►

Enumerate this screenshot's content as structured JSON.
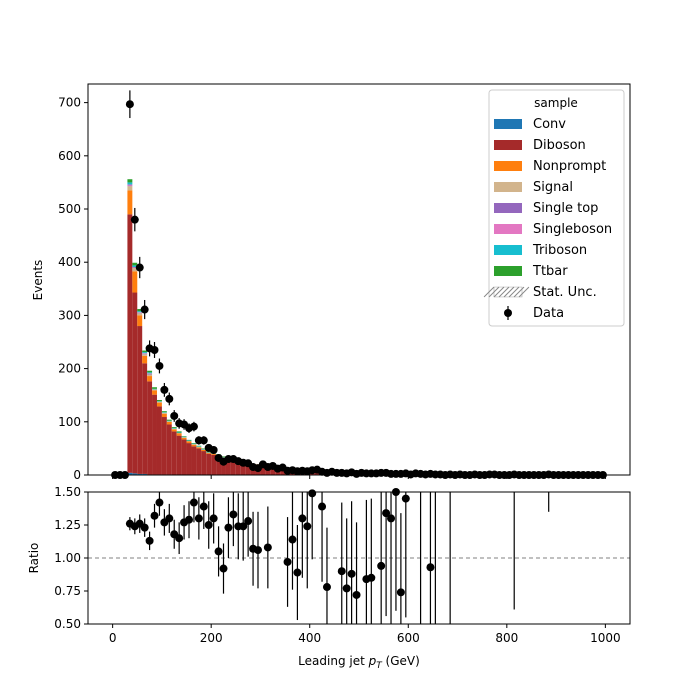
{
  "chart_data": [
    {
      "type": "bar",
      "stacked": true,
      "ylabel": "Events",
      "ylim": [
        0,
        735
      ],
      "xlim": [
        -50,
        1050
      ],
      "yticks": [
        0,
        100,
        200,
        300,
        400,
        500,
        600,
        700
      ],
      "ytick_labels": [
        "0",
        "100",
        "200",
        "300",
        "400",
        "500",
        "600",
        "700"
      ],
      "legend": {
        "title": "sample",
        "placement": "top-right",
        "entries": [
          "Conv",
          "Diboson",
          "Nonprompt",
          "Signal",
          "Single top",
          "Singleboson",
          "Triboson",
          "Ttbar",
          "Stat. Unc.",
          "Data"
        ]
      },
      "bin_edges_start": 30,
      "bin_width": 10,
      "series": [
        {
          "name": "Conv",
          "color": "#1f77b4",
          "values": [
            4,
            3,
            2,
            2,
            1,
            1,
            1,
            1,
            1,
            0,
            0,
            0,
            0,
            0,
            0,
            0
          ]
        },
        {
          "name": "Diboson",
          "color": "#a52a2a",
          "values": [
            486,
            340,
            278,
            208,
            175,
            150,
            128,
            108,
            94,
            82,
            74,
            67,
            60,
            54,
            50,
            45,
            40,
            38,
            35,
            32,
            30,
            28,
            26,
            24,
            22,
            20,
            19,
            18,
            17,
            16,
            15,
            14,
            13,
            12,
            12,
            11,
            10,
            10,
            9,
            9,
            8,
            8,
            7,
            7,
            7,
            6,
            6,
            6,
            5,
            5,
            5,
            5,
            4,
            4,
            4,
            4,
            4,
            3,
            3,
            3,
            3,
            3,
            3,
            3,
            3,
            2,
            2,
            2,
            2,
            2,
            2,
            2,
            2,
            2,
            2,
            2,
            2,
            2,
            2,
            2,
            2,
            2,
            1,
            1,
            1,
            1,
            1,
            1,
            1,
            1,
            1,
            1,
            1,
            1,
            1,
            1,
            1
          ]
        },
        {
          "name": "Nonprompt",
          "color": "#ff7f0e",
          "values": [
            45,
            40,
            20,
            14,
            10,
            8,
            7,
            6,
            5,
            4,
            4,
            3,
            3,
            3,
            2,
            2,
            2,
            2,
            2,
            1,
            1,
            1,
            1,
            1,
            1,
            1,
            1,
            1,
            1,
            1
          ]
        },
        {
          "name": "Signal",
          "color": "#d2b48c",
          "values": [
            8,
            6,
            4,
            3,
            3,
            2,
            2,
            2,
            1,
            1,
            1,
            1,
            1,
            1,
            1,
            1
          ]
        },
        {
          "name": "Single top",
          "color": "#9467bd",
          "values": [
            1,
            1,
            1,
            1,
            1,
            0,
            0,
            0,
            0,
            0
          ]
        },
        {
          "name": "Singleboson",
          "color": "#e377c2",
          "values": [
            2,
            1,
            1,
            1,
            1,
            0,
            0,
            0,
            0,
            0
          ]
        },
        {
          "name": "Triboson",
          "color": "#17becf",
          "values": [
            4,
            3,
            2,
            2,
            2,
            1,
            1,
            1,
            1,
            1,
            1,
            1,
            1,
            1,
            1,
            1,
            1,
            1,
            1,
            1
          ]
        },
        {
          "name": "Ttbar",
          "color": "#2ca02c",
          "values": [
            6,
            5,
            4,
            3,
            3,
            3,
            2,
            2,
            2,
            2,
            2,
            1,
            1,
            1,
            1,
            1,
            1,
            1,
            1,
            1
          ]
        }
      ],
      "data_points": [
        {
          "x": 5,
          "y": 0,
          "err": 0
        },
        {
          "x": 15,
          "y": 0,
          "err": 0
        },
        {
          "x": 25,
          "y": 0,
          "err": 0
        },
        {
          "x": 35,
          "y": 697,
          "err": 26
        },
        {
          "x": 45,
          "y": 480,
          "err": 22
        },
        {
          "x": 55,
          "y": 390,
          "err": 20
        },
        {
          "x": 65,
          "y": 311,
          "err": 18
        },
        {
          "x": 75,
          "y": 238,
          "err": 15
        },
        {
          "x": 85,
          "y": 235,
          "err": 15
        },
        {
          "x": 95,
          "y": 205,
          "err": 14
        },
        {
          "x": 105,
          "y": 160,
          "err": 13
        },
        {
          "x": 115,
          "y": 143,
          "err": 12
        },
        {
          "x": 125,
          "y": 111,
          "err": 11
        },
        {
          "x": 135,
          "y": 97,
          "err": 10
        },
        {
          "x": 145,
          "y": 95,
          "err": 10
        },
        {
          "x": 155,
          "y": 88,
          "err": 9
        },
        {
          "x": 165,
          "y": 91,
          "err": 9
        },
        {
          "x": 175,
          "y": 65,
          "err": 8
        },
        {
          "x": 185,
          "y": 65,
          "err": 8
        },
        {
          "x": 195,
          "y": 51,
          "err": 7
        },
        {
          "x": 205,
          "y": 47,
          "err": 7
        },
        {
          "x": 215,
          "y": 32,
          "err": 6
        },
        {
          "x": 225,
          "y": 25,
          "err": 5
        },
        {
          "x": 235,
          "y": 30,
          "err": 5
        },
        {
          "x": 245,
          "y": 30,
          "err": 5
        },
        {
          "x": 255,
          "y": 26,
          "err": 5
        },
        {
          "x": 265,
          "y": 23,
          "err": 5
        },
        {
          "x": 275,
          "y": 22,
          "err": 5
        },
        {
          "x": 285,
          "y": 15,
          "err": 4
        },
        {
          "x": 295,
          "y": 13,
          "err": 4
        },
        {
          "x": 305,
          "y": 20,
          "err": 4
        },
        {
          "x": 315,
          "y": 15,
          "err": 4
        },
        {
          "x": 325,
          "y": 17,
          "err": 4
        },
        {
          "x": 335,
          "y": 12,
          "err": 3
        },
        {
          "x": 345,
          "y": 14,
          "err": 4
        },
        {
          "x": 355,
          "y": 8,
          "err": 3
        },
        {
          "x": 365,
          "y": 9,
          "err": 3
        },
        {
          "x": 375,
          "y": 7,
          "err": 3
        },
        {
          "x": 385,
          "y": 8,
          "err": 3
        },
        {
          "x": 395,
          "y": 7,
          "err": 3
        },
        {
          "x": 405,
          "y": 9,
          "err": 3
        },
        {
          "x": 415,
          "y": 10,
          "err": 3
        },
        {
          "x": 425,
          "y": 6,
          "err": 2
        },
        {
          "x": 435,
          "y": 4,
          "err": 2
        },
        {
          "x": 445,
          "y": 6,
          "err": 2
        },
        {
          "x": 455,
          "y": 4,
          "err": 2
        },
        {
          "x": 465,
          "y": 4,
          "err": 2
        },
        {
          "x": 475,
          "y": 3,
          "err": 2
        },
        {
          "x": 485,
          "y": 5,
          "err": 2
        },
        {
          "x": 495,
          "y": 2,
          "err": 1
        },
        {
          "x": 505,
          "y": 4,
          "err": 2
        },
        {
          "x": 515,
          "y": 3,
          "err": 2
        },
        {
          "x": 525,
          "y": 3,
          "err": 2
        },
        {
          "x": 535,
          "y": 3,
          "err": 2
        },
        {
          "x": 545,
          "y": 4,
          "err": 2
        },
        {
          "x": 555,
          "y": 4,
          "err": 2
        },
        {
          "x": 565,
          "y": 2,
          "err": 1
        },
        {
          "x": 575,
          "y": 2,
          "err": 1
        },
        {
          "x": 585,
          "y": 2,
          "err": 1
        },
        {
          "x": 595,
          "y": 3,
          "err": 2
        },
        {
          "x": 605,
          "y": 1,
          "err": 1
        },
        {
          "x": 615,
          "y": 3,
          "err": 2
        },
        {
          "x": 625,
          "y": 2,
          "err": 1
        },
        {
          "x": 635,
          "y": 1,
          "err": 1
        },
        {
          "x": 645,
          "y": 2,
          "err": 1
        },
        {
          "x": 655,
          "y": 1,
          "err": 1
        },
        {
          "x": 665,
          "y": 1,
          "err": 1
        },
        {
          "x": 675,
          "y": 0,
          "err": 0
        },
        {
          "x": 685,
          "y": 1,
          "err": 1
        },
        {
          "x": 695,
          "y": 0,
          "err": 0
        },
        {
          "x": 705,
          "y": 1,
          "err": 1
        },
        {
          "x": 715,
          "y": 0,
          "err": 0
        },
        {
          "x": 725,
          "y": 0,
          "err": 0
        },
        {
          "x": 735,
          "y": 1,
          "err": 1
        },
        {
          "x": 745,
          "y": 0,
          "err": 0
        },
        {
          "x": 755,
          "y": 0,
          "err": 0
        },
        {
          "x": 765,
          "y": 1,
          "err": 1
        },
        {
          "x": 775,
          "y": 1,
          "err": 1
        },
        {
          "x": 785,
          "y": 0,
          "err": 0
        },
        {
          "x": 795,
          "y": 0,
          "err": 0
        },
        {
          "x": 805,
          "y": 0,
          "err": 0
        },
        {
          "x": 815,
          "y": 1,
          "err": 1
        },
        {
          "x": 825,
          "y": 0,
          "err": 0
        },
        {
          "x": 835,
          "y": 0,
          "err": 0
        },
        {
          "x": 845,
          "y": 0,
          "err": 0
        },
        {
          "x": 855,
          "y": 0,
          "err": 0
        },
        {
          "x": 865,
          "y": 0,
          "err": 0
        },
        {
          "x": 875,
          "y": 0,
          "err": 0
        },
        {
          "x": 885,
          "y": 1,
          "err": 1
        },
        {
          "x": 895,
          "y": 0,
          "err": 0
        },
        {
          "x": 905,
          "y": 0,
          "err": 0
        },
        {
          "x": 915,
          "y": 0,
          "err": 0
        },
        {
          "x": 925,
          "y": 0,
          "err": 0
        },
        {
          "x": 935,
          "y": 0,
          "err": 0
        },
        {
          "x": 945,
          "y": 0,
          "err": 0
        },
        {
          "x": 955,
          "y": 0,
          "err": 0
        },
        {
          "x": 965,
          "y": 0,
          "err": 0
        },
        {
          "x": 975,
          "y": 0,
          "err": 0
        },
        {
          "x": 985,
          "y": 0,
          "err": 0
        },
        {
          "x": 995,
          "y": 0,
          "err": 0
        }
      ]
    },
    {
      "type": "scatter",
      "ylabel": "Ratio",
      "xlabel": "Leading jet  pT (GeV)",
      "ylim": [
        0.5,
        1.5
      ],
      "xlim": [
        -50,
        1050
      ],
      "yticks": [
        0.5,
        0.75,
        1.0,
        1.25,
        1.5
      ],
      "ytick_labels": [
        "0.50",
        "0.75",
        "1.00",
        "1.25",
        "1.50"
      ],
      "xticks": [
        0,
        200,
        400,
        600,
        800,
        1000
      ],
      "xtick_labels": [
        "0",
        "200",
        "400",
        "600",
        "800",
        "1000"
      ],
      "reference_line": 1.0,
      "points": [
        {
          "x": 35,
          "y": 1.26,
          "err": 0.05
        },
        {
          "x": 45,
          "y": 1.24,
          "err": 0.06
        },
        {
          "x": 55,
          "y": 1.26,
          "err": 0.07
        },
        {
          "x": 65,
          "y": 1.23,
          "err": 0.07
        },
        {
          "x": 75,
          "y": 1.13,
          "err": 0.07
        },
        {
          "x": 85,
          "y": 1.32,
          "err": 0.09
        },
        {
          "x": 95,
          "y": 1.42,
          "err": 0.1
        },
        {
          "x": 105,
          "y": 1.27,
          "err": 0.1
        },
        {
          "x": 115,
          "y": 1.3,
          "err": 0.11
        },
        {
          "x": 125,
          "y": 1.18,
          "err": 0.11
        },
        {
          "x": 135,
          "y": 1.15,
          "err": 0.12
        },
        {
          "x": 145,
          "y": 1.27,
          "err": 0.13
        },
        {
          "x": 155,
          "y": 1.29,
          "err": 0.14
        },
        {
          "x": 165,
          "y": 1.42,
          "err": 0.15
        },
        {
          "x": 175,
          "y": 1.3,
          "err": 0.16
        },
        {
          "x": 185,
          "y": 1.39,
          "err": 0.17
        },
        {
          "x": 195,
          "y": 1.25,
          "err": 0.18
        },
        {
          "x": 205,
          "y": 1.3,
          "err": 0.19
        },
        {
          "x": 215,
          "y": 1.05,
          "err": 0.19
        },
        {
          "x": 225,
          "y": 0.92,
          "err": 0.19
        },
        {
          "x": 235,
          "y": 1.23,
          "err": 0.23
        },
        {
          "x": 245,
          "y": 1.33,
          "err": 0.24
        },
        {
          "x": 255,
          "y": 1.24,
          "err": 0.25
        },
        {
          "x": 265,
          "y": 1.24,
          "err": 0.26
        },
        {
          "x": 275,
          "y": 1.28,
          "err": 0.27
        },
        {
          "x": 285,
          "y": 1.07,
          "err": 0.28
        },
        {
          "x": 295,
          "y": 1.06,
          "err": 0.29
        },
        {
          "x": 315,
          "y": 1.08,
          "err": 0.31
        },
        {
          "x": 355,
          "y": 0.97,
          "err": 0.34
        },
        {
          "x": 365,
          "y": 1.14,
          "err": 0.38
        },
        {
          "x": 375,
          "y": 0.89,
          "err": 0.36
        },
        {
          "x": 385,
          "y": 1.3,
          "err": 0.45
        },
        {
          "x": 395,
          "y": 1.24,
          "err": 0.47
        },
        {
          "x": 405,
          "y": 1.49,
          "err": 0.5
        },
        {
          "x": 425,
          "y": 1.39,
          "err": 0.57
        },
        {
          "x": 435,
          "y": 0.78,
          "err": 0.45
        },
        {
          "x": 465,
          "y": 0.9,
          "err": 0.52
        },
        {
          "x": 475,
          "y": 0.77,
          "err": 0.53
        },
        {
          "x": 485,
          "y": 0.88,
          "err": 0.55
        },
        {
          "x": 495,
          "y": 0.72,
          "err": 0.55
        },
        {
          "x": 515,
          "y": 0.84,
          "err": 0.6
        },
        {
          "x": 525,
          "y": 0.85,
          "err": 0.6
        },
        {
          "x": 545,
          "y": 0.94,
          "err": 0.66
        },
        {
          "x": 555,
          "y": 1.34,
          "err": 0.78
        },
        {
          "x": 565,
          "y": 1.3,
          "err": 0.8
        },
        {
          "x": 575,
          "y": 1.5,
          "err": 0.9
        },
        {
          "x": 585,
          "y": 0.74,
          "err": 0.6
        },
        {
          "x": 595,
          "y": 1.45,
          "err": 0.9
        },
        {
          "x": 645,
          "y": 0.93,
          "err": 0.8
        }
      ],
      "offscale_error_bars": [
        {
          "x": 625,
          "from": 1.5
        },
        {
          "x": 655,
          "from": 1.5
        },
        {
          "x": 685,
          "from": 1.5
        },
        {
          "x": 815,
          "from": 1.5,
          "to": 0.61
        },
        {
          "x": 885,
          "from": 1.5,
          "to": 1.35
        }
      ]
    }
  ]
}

◄

**Problem statement:**
Find each line holding the string "name" and copy it out.

**Completed exercise:**
          "name": "Conv",
          "name": "Diboson",
          "name": "Nonprompt",
          "name": "Signal",
          "name": "Single top",
          "name": "Singleboson",
          "name": "Triboson",
          "name": "Ttbar",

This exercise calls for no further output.